**Page**
-- Start --

Oracle Corporation

Senior Site Reliability Engineer

Oracle Corporation$130K — $170K *
Information Technology
8 - 10 years of experience
Job Overview by Ladders

Qualifications

  • 8+ years of experience in software engineering or infrastructure management, or relevant education and experience combination
  • Proven ability in managing operating systems and troubleshooting various environments
  • Minimum 3 years of automation experience
  • Minimum 3 years of programming and/or scripting experience
  • Ability to communicate technical information effectively across teams

Responsibilities

  • Design and architect infrastructure for reliability and functionality
  • Forecast and manage capacity needs to ensure system performance
  • Monitor service health and document performance metrics
  • Perform incident response and root cause analysis on production issues
  • Develop automation tools for monitoring and issue remediation
  • Experiment with new tools to improve performance and adherence to security standards
  • Collaborate across teams to align on goals and stakeholders' needs

Benefits

  • Work with cutting-edge cloud technologies
  • Opportunity for continuous learning and professional development
  • Collaborate with cross-functional teams
  • Access to advanced monitoring and observability tools
  • Contribute to improving service reliability in a mission-critical environment
Full Job Description
Job Description

We are looking for a Site Reliability Engineer 3 to support mission-critical cloud services and production operations. The role focuses on improving service reliability, reducing operational risk, automating repetitive tasks, and driving faster detection and resolution of issues.

The engineer will work closely with development, infrastructure, security, and operations teams to monitor service health, troubleshoot production issues, participate in incident response, improve observability, and implement reliability best practices. This role also includes analyzing recurring failures, building automation, supporting deployments, and contributing to capacity planning, disaster recovery, and operational readiness.

Also works on number of different region/realm rollouts, deployments. Forecasts demands and responds to capacity needs. Collaborates with software development teams to develop reliable and scalable infrastructures. Performs data collection to maintain and optimize operations and reliability. Leverages knowledge to perform incident response and/or maintenance tasks. Provides health and performance reporting. Identifies opportunities for automation. Communicates about services and identifies and explains the potential impact of changes. Provides support for technology and document incidents. Experiments with new tools and assesses potential impact and develops knowledge of site reliability trends.

Responsibilities

Key Responsibilities
Capacity Ingestion and Management:
-Takes proactive steps to design and architect infrastructure and/or service according to terms for reliability and functionality.
-Forecasts demands for infrastructure and responds to capacity needs, ensuring systems have sufficient resources to handle current and future workloads.
-Collaborates with the software development team to develop infrastructures and features that are reliable and scalable according to deployment requirements.
-Independently identifies opportunities for and drives prototyping (e.g., testing new applications or infrastructures, assisting in onboarding).
Incident and Service Lifecycle Management:
-Performs data collection, triage, technical analysis, and redirection to maintain and optimize operations and infrastructure reliability.
-Independently monitors services, maintains up-to-date knowledge of their performance, and documents their condition.
-Leverages comprehensive knowledge to perform incident response, root cause analyses, and/or maintenance on assigned services (e.g., software installs, version upgrades, security updates, backup and recovery).

-- End --

Annotated element entries
-- Start --

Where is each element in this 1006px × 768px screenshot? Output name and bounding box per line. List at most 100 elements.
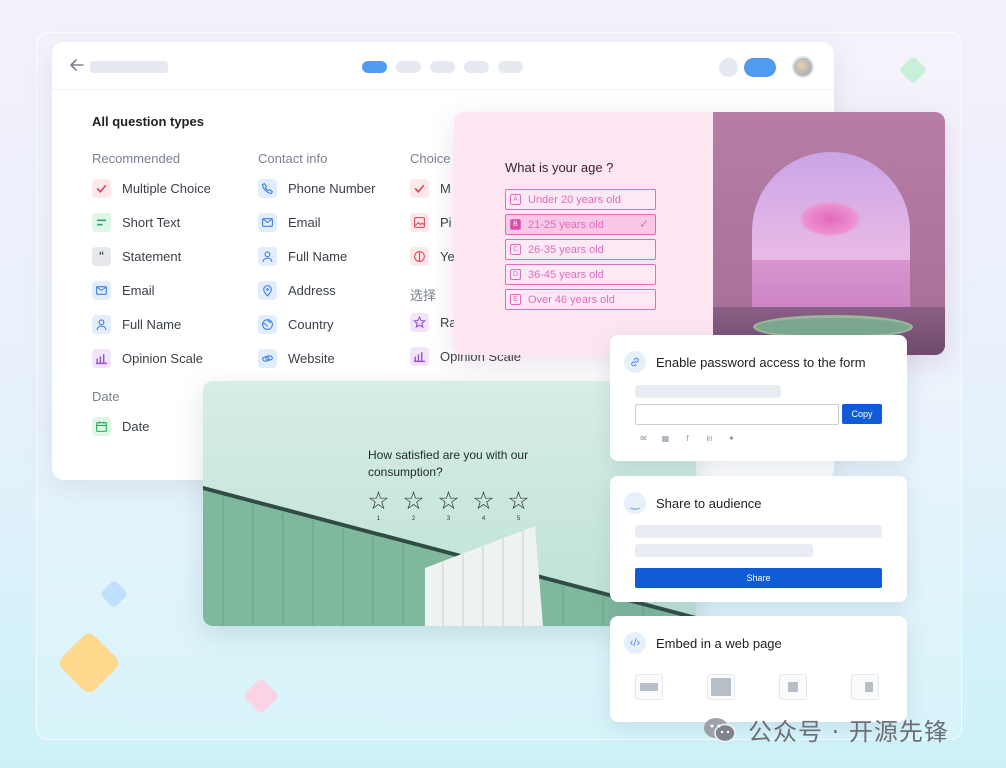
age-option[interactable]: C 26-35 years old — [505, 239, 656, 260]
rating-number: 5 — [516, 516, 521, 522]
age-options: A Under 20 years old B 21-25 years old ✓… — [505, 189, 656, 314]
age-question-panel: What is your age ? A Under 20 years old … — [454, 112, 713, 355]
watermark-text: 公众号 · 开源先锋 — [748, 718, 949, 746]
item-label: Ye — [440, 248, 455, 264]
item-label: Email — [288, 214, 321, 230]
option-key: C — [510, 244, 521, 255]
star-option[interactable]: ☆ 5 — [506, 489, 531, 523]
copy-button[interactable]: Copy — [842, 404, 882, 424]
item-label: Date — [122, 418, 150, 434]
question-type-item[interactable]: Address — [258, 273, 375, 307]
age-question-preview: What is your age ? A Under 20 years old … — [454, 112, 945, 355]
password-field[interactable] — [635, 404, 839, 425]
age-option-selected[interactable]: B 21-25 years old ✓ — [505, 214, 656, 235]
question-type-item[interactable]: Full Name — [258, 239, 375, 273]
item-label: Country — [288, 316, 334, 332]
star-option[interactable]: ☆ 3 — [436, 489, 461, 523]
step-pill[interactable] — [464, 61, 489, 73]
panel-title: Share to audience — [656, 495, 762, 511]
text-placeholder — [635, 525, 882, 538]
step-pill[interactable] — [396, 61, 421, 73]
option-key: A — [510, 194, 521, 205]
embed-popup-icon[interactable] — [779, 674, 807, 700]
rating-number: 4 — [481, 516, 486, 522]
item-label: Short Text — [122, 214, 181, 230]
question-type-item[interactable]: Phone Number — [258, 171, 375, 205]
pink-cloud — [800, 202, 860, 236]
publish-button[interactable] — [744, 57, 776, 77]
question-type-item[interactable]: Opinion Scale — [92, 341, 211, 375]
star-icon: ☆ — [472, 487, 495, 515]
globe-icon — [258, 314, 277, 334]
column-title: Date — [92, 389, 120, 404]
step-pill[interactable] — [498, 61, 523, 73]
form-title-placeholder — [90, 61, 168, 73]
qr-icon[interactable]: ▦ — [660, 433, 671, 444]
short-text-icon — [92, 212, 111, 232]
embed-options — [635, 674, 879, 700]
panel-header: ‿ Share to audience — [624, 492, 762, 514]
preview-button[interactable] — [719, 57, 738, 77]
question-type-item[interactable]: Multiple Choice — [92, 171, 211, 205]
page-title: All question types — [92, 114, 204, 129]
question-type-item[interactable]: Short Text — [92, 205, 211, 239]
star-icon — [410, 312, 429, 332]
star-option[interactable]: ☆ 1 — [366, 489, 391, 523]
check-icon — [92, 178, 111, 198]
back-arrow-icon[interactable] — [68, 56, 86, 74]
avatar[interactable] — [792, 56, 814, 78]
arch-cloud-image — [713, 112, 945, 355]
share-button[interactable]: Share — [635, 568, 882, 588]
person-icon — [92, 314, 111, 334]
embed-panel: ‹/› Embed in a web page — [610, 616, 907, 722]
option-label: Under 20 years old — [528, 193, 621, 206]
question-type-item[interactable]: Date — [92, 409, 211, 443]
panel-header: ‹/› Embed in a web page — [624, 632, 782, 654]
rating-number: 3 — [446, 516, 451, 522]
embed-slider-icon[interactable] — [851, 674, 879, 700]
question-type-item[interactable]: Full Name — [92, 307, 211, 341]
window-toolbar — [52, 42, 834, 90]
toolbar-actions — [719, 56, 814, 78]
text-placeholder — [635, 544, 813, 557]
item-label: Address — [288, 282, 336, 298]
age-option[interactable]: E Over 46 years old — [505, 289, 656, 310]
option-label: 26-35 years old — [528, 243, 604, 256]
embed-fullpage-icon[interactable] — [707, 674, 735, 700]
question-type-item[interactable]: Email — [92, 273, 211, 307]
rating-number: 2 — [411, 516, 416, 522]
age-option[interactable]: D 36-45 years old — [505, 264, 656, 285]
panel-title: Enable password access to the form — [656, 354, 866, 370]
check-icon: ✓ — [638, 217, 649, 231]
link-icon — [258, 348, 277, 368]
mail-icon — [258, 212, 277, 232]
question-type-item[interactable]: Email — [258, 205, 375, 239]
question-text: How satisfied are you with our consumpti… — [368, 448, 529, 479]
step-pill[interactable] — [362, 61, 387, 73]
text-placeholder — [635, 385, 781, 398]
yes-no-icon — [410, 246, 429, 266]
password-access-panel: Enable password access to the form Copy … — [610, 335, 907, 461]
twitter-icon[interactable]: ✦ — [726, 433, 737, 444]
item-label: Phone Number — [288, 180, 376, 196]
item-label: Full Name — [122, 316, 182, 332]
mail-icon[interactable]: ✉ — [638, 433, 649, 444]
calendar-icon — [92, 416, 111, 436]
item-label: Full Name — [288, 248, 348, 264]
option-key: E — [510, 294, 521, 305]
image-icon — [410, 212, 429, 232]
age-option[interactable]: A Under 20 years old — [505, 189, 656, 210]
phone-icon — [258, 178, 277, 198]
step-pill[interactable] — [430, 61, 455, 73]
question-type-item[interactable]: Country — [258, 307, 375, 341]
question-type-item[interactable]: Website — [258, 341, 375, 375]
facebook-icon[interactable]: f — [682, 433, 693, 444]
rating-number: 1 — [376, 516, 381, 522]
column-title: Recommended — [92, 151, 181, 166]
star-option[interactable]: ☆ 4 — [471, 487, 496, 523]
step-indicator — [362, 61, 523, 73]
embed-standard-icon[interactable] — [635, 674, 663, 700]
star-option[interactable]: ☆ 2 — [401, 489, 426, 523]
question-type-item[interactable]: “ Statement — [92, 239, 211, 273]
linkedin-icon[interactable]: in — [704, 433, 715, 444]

-- End --
-- Start --

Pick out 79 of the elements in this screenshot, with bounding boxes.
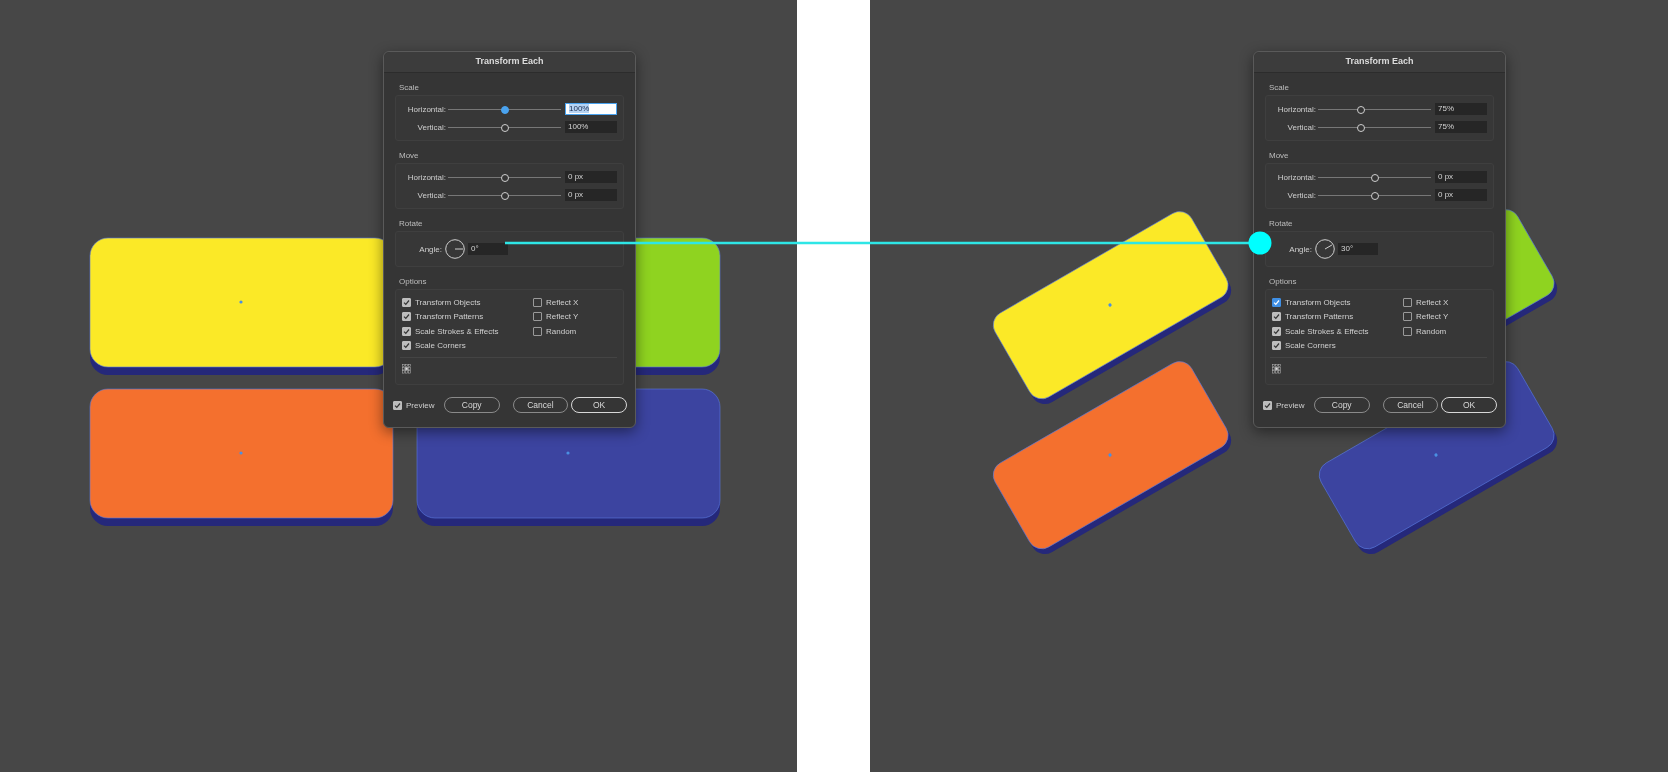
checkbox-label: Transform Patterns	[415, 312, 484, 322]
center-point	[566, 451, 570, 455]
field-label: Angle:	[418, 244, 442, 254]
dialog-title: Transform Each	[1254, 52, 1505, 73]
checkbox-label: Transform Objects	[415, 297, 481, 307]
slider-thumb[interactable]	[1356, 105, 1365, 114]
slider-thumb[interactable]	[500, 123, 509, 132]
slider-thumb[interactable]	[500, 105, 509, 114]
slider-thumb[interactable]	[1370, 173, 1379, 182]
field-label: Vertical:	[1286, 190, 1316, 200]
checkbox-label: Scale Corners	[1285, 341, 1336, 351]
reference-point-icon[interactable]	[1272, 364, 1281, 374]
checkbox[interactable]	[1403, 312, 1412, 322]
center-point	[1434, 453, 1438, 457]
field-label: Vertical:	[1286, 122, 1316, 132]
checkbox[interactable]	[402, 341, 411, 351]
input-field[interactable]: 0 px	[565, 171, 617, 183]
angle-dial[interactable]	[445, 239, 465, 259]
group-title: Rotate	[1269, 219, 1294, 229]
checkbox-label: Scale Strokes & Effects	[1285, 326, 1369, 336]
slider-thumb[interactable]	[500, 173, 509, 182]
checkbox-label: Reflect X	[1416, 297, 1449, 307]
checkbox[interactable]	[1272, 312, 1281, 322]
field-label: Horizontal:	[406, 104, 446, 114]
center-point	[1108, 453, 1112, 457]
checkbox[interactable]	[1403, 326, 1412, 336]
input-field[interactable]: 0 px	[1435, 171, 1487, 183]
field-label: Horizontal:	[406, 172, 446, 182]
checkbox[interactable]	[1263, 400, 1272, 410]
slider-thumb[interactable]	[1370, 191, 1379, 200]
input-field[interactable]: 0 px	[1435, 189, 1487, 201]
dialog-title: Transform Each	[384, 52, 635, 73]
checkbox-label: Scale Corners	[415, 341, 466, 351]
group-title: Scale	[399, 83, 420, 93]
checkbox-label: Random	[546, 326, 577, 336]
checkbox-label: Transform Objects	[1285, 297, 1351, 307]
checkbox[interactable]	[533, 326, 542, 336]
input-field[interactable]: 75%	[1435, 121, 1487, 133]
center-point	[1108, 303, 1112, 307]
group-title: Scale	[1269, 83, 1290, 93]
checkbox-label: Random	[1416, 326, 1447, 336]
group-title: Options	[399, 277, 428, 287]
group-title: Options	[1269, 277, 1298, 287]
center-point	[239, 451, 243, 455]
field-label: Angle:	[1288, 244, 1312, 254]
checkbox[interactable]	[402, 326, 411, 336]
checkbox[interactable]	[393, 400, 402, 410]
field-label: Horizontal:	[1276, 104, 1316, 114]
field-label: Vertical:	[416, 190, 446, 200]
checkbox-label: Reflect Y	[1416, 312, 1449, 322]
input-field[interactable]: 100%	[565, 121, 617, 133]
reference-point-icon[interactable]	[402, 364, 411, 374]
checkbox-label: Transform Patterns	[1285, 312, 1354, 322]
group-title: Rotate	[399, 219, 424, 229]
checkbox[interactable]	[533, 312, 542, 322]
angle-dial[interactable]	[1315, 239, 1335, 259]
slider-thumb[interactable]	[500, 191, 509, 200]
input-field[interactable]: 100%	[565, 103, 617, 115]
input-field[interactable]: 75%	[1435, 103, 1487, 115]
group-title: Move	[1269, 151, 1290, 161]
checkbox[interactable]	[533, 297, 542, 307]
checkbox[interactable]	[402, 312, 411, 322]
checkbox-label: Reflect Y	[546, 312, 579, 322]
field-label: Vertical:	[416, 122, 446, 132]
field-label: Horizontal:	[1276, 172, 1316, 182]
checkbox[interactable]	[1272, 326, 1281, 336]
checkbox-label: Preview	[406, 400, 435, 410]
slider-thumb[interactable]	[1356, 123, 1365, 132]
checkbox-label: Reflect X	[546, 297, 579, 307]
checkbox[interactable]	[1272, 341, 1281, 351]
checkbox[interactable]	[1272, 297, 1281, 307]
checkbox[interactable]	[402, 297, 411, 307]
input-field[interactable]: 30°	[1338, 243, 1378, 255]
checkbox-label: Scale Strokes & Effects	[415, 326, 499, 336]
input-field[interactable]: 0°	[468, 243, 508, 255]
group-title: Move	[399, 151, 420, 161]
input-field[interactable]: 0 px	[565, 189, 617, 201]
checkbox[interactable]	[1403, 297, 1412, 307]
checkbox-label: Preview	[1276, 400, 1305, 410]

-- End --

**Given problem**
Decide whether each statement agrees with the job posting, answering yes or no and quoting the words of the posting that settle it. (a) At least three years of automation experience is required. (b) The listed pay range tops out at $150K. (c) The job description calls the role a Site Reliability Engineer 3.

**Complete response**
(a) Yes: "Minimum 3 years of automation experience"
(b) No: "$130K — $170K"
(c) Yes: "We are looking for a Site Reliability Engineer 3"